Data records

====

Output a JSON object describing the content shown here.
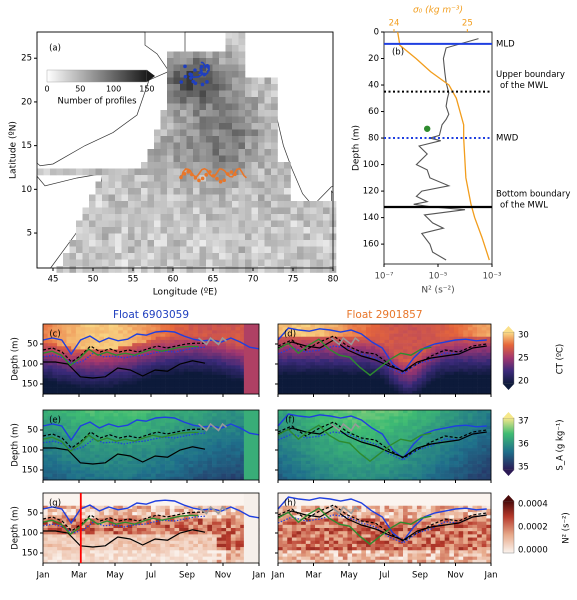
{
  "chart_data": [
    {
      "type": "heatmap",
      "panel": "(a)",
      "xlabel": "Longitude (ºE)",
      "ylabel": "Latitude (ºN)",
      "xticks": [
        45,
        50,
        55,
        60,
        65,
        70,
        75,
        80
      ],
      "yticks": [
        5,
        10,
        15,
        20,
        25
      ],
      "xlim": [
        43,
        80
      ],
      "ylim": [
        1,
        28
      ],
      "colorbar": {
        "label": "Number of profiles",
        "ticks": [
          0,
          50,
          100,
          150
        ]
      },
      "tracks": [
        {
          "float": "6903059",
          "color": "#1f3fbf"
        },
        {
          "float": "2901857",
          "color": "#e8762a"
        }
      ]
    },
    {
      "type": "line",
      "panel": "(b)",
      "ylabel": "Depth (m)",
      "xlabel": "N² (s⁻²)",
      "toplabel": "σ₀ (kg m⁻³)",
      "xticks": [
        "10⁻⁷",
        "10⁻⁵",
        "10⁻³"
      ],
      "topticks": [
        "24",
        "25"
      ],
      "yticks": [
        0,
        20,
        40,
        60,
        80,
        100,
        120,
        140,
        160
      ],
      "ylim": [
        0,
        175
      ],
      "levels": [
        {
          "name": "MLD",
          "depth": 9
        },
        {
          "name": "Upper boundary of the MWL",
          "depth": 45
        },
        {
          "name": "MWD",
          "depth": 80
        },
        {
          "name": "Bottom boundary of the MWL",
          "depth": 132
        }
      ],
      "n2_profile": {
        "log10": [
          -3.5,
          -4.7,
          -4.8,
          -4.75,
          -4.7,
          -4.65,
          -4.6,
          -4.65,
          -4.7,
          -4.6,
          -4.7,
          -4.85,
          -4.9,
          -4.95,
          -5.3,
          -4.9,
          -5.7,
          -5.4,
          -5.8,
          -5.4,
          -5.3,
          -4.6,
          -5.6,
          -5.8,
          -5.4,
          -5.9,
          -5.2,
          -4.0,
          -5.5,
          -5.2,
          -4.8,
          -5.6,
          -5.3,
          -5.2,
          -4.7
        ],
        "depth": [
          5,
          12,
          20,
          30,
          38,
          42,
          46,
          50,
          56,
          62,
          66,
          70,
          74,
          78,
          80,
          82,
          86,
          92,
          100,
          104,
          110,
          116,
          120,
          124,
          128,
          130,
          132,
          134,
          138,
          144,
          148,
          152,
          160,
          166,
          172
        ]
      },
      "sigma_profile": {
        "sigma": [
          24.05,
          24.08,
          24.3,
          24.5,
          24.75,
          24.85,
          24.9,
          24.95,
          24.95,
          24.98,
          25.05,
          25.1,
          25.2,
          25.3
        ],
        "depth": [
          0,
          10,
          20,
          30,
          40,
          50,
          60,
          70,
          80,
          110,
          130,
          140,
          155,
          172
        ]
      },
      "marker": {
        "log10": -5.4,
        "depth": 73
      }
    },
    {
      "type": "heatmap",
      "float_titles": [
        "Float 6903059",
        "Float 2901857"
      ],
      "months": [
        "Jan",
        "Mar",
        "May",
        "Jul",
        "Sep",
        "Nov",
        "Jan"
      ],
      "depth_ticks": [
        50,
        100,
        150
      ],
      "rows": [
        {
          "panels": [
            "(c)",
            "(d)"
          ],
          "colorbar_label": "CT (ºC)",
          "ticks": [
            "30",
            "25",
            "20"
          ]
        },
        {
          "panels": [
            "(e)",
            "(f)"
          ],
          "colorbar_label": "S_A (g kg⁻¹)",
          "ticks": [
            "37",
            "36",
            "35"
          ]
        },
        {
          "panels": [
            "(g)",
            "(h)"
          ],
          "colorbar_label": "N² (s⁻²)",
          "ticks": [
            "0.0004",
            "0.0002",
            "0.0000"
          ]
        }
      ],
      "lines": {
        "mld_left": [
          40,
          35,
          40,
          75,
          40,
          30,
          45,
          35,
          42,
          38,
          25,
          28,
          20,
          18,
          20,
          30,
          38,
          42,
          40,
          45,
          35,
          45,
          58,
          62
        ],
        "upper_left": [
          65,
          60,
          70,
          95,
          78,
          55,
          70,
          62,
          70,
          65,
          70,
          62,
          55,
          60,
          55,
          50,
          48,
          48
        ],
        "mwd_left": [
          82,
          78,
          85,
          100,
          92,
          72,
          82,
          80,
          85,
          80,
          78,
          72,
          68,
          70,
          65,
          60,
          58
        ],
        "bottom_left": [
          95,
          95,
          100,
          132,
          135,
          132,
          110,
          115,
          130,
          115,
          118,
          100,
          92,
          98
        ],
        "mld_right": [
          40,
          10,
          15,
          18,
          12,
          15,
          20,
          15,
          25,
          45,
          60,
          100,
          120,
          85,
          60,
          50,
          45,
          40,
          38,
          42,
          40
        ],
        "upper_right": [
          55,
          40,
          65,
          45,
          30,
          55,
          70,
          75,
          100,
          120,
          100,
          80,
          65,
          70,
          55,
          50
        ],
        "mwd_right": [
          75,
          60,
          70,
          65,
          55,
          60,
          75,
          85,
          110,
          125,
          100,
          90,
          72,
          75,
          60,
          55
        ],
        "bottom_right": [
          60,
          45,
          55,
          60,
          40,
          65,
          80,
          90,
          105,
          118,
          95,
          85,
          80,
          75,
          60,
          55
        ]
      },
      "vertical_marker": {
        "panel": "(g)",
        "month": "Mar"
      }
    }
  ]
}
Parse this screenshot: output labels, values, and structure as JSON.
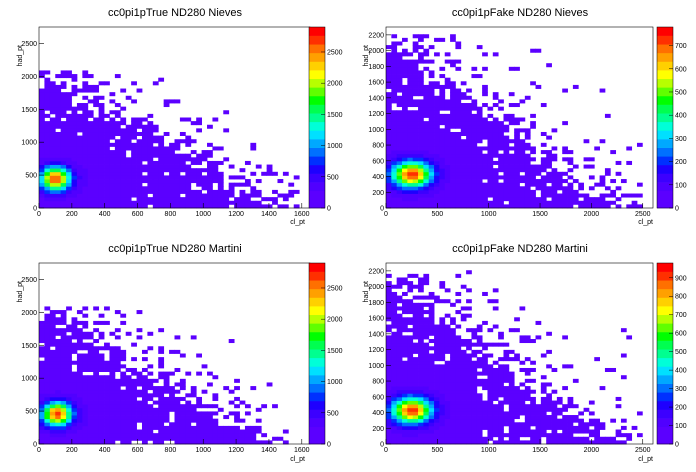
{
  "figure": {
    "background": "#ffffff"
  },
  "colorScale": [
    "#5b00ff",
    "#5b00ff",
    "#5000ff",
    "#3c00ff",
    "#1e00ff",
    "#0030ff",
    "#0070ff",
    "#00a8ff",
    "#00e0ff",
    "#00ffd8",
    "#00ff90",
    "#00ff50",
    "#00ff00",
    "#60ff00",
    "#b8ff00",
    "#ffff00",
    "#ffd000",
    "#ffa000",
    "#ff7000",
    "#ff3000",
    "#ff0000"
  ],
  "chart_data": [
    {
      "type": "heatmap",
      "title": "cc0pi1pTrue ND280 Nieves",
      "xlabel": "cl_pt",
      "ylabel": "had_pt",
      "xlim": [
        0,
        1650
      ],
      "ylim": [
        0,
        2750
      ],
      "xticks": [
        0,
        200,
        400,
        600,
        800,
        1000,
        1200,
        1400,
        1600
      ],
      "yticks": [
        0,
        500,
        1000,
        1500,
        2000,
        2500
      ],
      "zmax": 2900,
      "zticks": [
        0,
        500,
        1000,
        1500,
        2000,
        2500
      ],
      "peak": [
        100,
        450
      ],
      "core_spread": [
        60,
        120
      ],
      "halo_spread": [
        280,
        380
      ],
      "extent": {
        "x": 1450,
        "y": 2100,
        "tail_x": 1600
      },
      "max_label": "~2900"
    },
    {
      "type": "heatmap",
      "title": "cc0pi1pFake ND280 Nieves",
      "xlabel": "cl_pt",
      "ylabel": "had_pt",
      "xlim": [
        0,
        2600
      ],
      "ylim": [
        0,
        2300
      ],
      "xticks": [
        0,
        500,
        1000,
        1500,
        2000,
        2500
      ],
      "yticks": [
        0,
        200,
        400,
        600,
        800,
        1000,
        1200,
        1400,
        1600,
        1800,
        2000,
        2200
      ],
      "zmax": 780,
      "zticks": [
        0,
        100,
        200,
        300,
        400,
        500,
        600,
        700
      ],
      "peak": [
        250,
        430
      ],
      "core_spread": [
        130,
        110
      ],
      "halo_spread": [
        420,
        380
      ],
      "extent": {
        "x": 2200,
        "y": 2200,
        "tail_x": 2500
      },
      "max_label": "~780"
    },
    {
      "type": "heatmap",
      "title": "cc0pi1pTrue ND280 Martini",
      "xlabel": "cl_pt",
      "ylabel": "had_pt",
      "xlim": [
        0,
        1650
      ],
      "ylim": [
        0,
        2750
      ],
      "xticks": [
        0,
        200,
        400,
        600,
        800,
        1000,
        1200,
        1400,
        1600
      ],
      "yticks": [
        0,
        500,
        1000,
        1500,
        2000,
        2500
      ],
      "zmax": 2900,
      "zticks": [
        0,
        500,
        1000,
        1500,
        2000,
        2500
      ],
      "peak": [
        110,
        460
      ],
      "core_spread": [
        60,
        120
      ],
      "halo_spread": [
        280,
        380
      ],
      "extent": {
        "x": 1450,
        "y": 2100,
        "tail_x": 1600
      },
      "max_label": "~2900"
    },
    {
      "type": "heatmap",
      "title": "cc0pi1pFake ND280 Martini",
      "xlabel": "cl_pt",
      "ylabel": "had_pt",
      "xlim": [
        0,
        2600
      ],
      "ylim": [
        0,
        2300
      ],
      "xticks": [
        0,
        500,
        1000,
        1500,
        2000,
        2500
      ],
      "yticks": [
        0,
        200,
        400,
        600,
        800,
        1000,
        1200,
        1400,
        1600,
        1800,
        2000,
        2200
      ],
      "zmax": 980,
      "zticks": [
        0,
        100,
        200,
        300,
        400,
        500,
        600,
        700,
        800,
        900
      ],
      "peak": [
        250,
        430
      ],
      "core_spread": [
        130,
        110
      ],
      "halo_spread": [
        420,
        380
      ],
      "extent": {
        "x": 2200,
        "y": 2200,
        "tail_x": 2500
      },
      "max_label": "~980"
    }
  ]
}
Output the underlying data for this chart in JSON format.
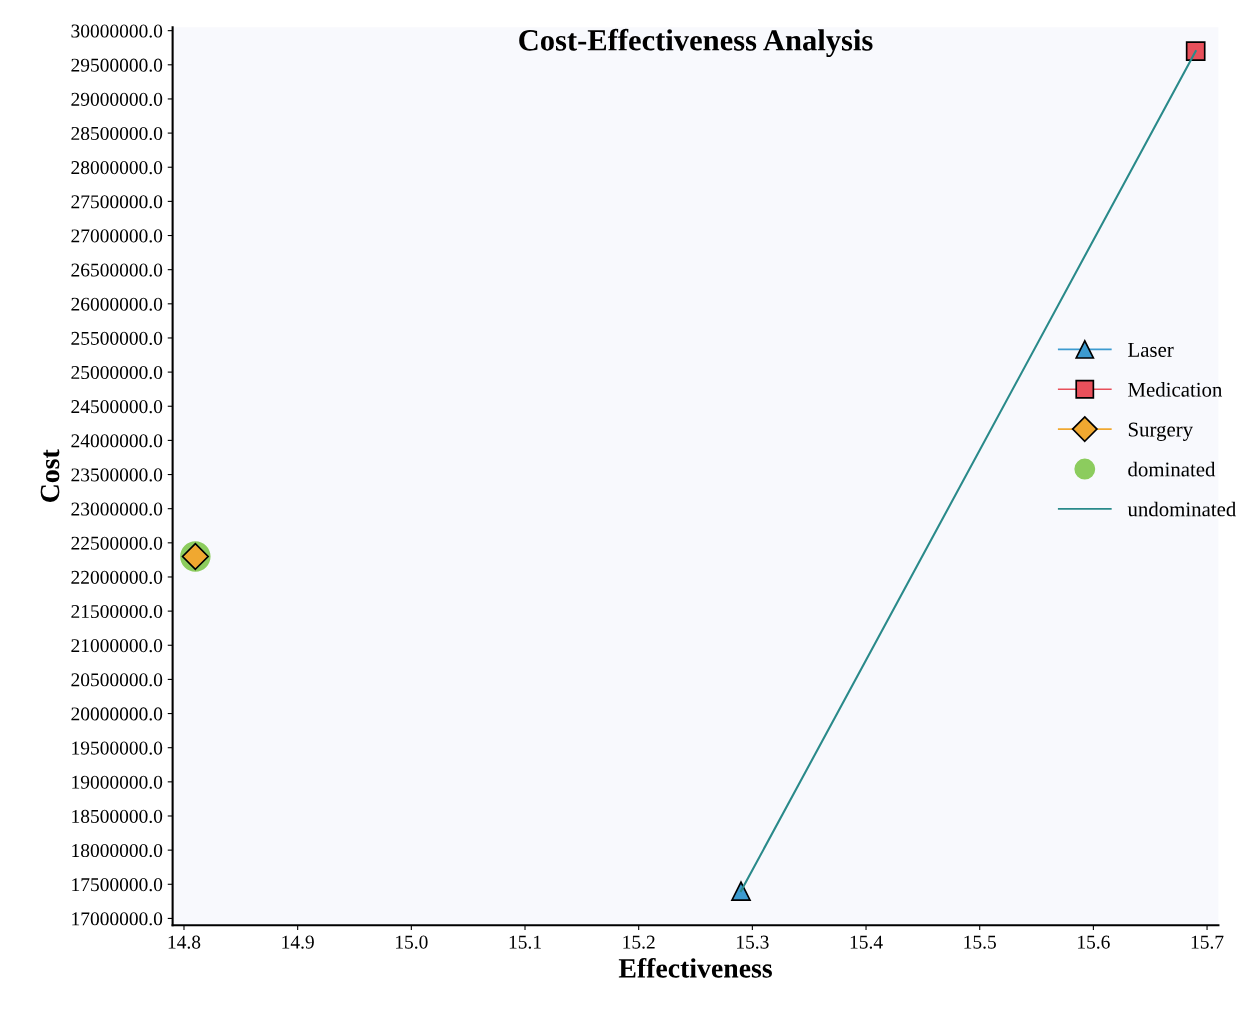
{
  "chart_data": {
    "type": "line",
    "title": "Cost-Effectiveness Analysis",
    "xlabel": "Effectiveness",
    "ylabel": "Cost",
    "xlim": [
      14.79,
      15.71
    ],
    "ylim": [
      16900000,
      30050000
    ],
    "xticks": [
      {
        "value": 14.8,
        "label": "14.8"
      },
      {
        "value": 14.9,
        "label": "14.9"
      },
      {
        "value": 15.0,
        "label": "15.0"
      },
      {
        "value": 15.1,
        "label": "15.1"
      },
      {
        "value": 15.2,
        "label": "15.2"
      },
      {
        "value": 15.3,
        "label": "15.3"
      },
      {
        "value": 15.4,
        "label": "15.4"
      },
      {
        "value": 15.5,
        "label": "15.5"
      },
      {
        "value": 15.6,
        "label": "15.6"
      },
      {
        "value": 15.7,
        "label": "15.7"
      }
    ],
    "yticks": [
      {
        "value": 17000000,
        "label": "17000000.0"
      },
      {
        "value": 17500000,
        "label": "17500000.0"
      },
      {
        "value": 18000000,
        "label": "18000000.0"
      },
      {
        "value": 18500000,
        "label": "18500000.0"
      },
      {
        "value": 19000000,
        "label": "19000000.0"
      },
      {
        "value": 19500000,
        "label": "19500000.0"
      },
      {
        "value": 20000000,
        "label": "20000000.0"
      },
      {
        "value": 20500000,
        "label": "20500000.0"
      },
      {
        "value": 21000000,
        "label": "21000000.0"
      },
      {
        "value": 21500000,
        "label": "21500000.0"
      },
      {
        "value": 22000000,
        "label": "22000000.0"
      },
      {
        "value": 22500000,
        "label": "22500000.0"
      },
      {
        "value": 23000000,
        "label": "23000000.0"
      },
      {
        "value": 23500000,
        "label": "23500000.0"
      },
      {
        "value": 24000000,
        "label": "24000000.0"
      },
      {
        "value": 24500000,
        "label": "24500000.0"
      },
      {
        "value": 25000000,
        "label": "25000000.0"
      },
      {
        "value": 25500000,
        "label": "25500000.0"
      },
      {
        "value": 26000000,
        "label": "26000000.0"
      },
      {
        "value": 26500000,
        "label": "26500000.0"
      },
      {
        "value": 27000000,
        "label": "27000000.0"
      },
      {
        "value": 27500000,
        "label": "27500000.0"
      },
      {
        "value": 28000000,
        "label": "28000000.0"
      },
      {
        "value": 28500000,
        "label": "28500000.0"
      },
      {
        "value": 29000000,
        "label": "29000000.0"
      },
      {
        "value": 29500000,
        "label": "29500000.0"
      },
      {
        "value": 30000000,
        "label": "30000000.0"
      }
    ],
    "grid": false,
    "legend": "right",
    "series": [
      {
        "name": "Laser",
        "color": "#3d9bd0",
        "marker": "triangle",
        "x": [
          15.29
        ],
        "values": [
          17400000
        ]
      },
      {
        "name": "Medication",
        "color": "#e8505b",
        "marker": "square",
        "x": [
          15.69
        ],
        "values": [
          29700000
        ]
      },
      {
        "name": "Surgery",
        "color": "#f0a830",
        "marker": "diamond",
        "x": [
          14.81
        ],
        "values": [
          22300000
        ]
      },
      {
        "name": "dominated",
        "type": "scatter",
        "color": "#8ccc5e",
        "marker": "circle",
        "x": [
          14.81
        ],
        "values": [
          22300000
        ]
      },
      {
        "name": "undominated",
        "color": "#2a8a8a",
        "marker": "none",
        "x": [
          15.29,
          15.69
        ],
        "values": [
          17400000,
          29700000
        ]
      }
    ]
  }
}
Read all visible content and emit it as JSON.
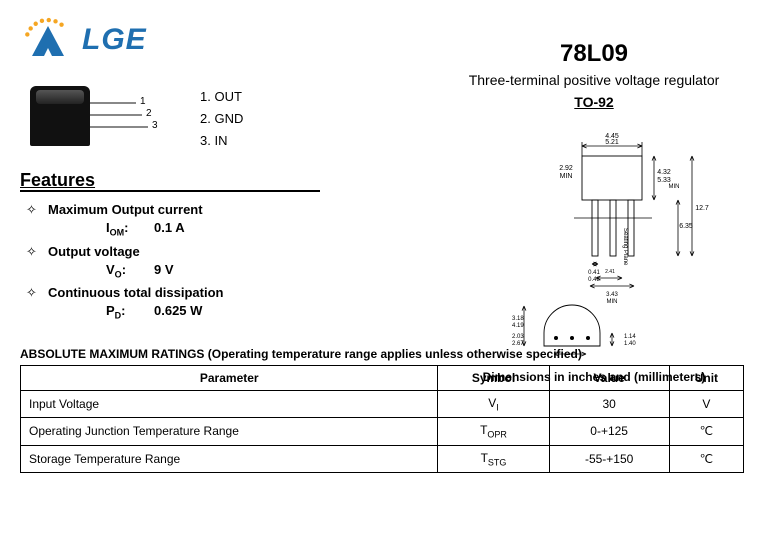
{
  "logo": {
    "text": "LGE",
    "text_color": "#1f6fb0",
    "arc_colors": [
      "#f5a623",
      "#f5a623",
      "#f5a623",
      "#f5a623",
      "#f5a623",
      "#f5a623",
      "#f5a623"
    ],
    "triangle_color": "#1f6fb0"
  },
  "header": {
    "part_number": "78L09",
    "subtitle": "Three-terminal positive voltage regulator",
    "package_link": "TO-92"
  },
  "pinout": {
    "pins": [
      {
        "n": "1",
        "name": "OUT"
      },
      {
        "n": "2",
        "name": "GND"
      },
      {
        "n": "3",
        "name": "IN"
      }
    ]
  },
  "features": {
    "heading": "Features",
    "bullet_glyph": "✧",
    "items": [
      {
        "title": "Maximum Output current",
        "symbol_html": "I<span class='sub'>OM</span>:",
        "value": "0.1 A"
      },
      {
        "title": "Output voltage",
        "symbol_html": "V<span class='sub'>O</span>:",
        "value": "9 V"
      },
      {
        "title": "Continuous total dissipation",
        "symbol_html": "P<span class='sub'>D</span>:",
        "value": "0.625 W"
      }
    ]
  },
  "package_diagram": {
    "caption": "Dimensions in inches and (millimeters)",
    "dims": {
      "top_w": "4.45 / 5.21",
      "body_h": "4.32 / 5.33",
      "min_left": "2.92 MIN",
      "min_right": "MIN",
      "overall_h": "12.7",
      "bot_right": "6.35",
      "lead_w": "0.41 / 0.48",
      "seating": "Seating Plane",
      "span": "3.43 / MIN",
      "lead_pitch": "2.41 / 2.67",
      "dia_a": "3.18 / 4.19",
      "dia_b": "2.03 / 2.67",
      "dia_c": "2.03 / 2.67",
      "flat": "1.14 / 1.40"
    },
    "line_color": "#000000"
  },
  "ratings": {
    "heading": "ABSOLUTE MAXIMUM RATINGS (Operating temperature range applies unless otherwise specified)",
    "columns": [
      "Parameter",
      "Symbol",
      "Value",
      "Unit"
    ],
    "rows": [
      {
        "param": "Input Voltage",
        "sym_html": "V<span class='sub'>I</span>",
        "value": "30",
        "unit": "V"
      },
      {
        "param": "Operating Junction Temperature Range",
        "sym_html": "T<span class='sub'>OPR</span>",
        "value": "0-+125",
        "unit": "℃"
      },
      {
        "param": "Storage Temperature Range",
        "sym_html": "T<span class='sub'>STG</span>",
        "value": "-55-+150",
        "unit": "℃"
      }
    ]
  }
}
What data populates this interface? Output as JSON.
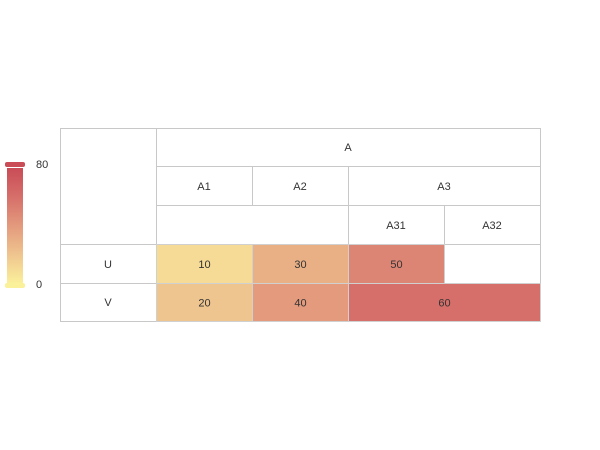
{
  "chart_data": {
    "type": "heatmap",
    "column_header": {
      "label": "A",
      "groups": [
        {
          "label": "A1",
          "children": []
        },
        {
          "label": "A2",
          "children": []
        },
        {
          "label": "A3",
          "children": [
            "A31",
            "A32"
          ]
        }
      ]
    },
    "rows": [
      "U",
      "V"
    ],
    "cells": [
      {
        "row": "U",
        "column": "A1",
        "value": 10
      },
      {
        "row": "U",
        "column": "A2",
        "value": 30
      },
      {
        "row": "U",
        "column": "A31",
        "value": 50
      },
      {
        "row": "V",
        "column": "A1",
        "value": 20
      },
      {
        "row": "V",
        "column": "A2",
        "value": 40
      },
      {
        "row": "V",
        "column": "A3",
        "value": 60
      }
    ],
    "color_scale": {
      "min": 0,
      "max": 80,
      "min_label": "0",
      "max_label": "80",
      "colors": [
        "#fbf19b",
        "#efc58f",
        "#e39a7d",
        "#d66f6a",
        "#c94c57"
      ]
    }
  }
}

====

*EXERCISE OBJECTIVE:* Find the word "Martini" in the data and copy out each line where it turns up.

*EXPECTED ANSWER:*
      "title": "cc0pi1pTrue ND280 Martini",
      "title": "cc0pi1pFake ND280 Martini",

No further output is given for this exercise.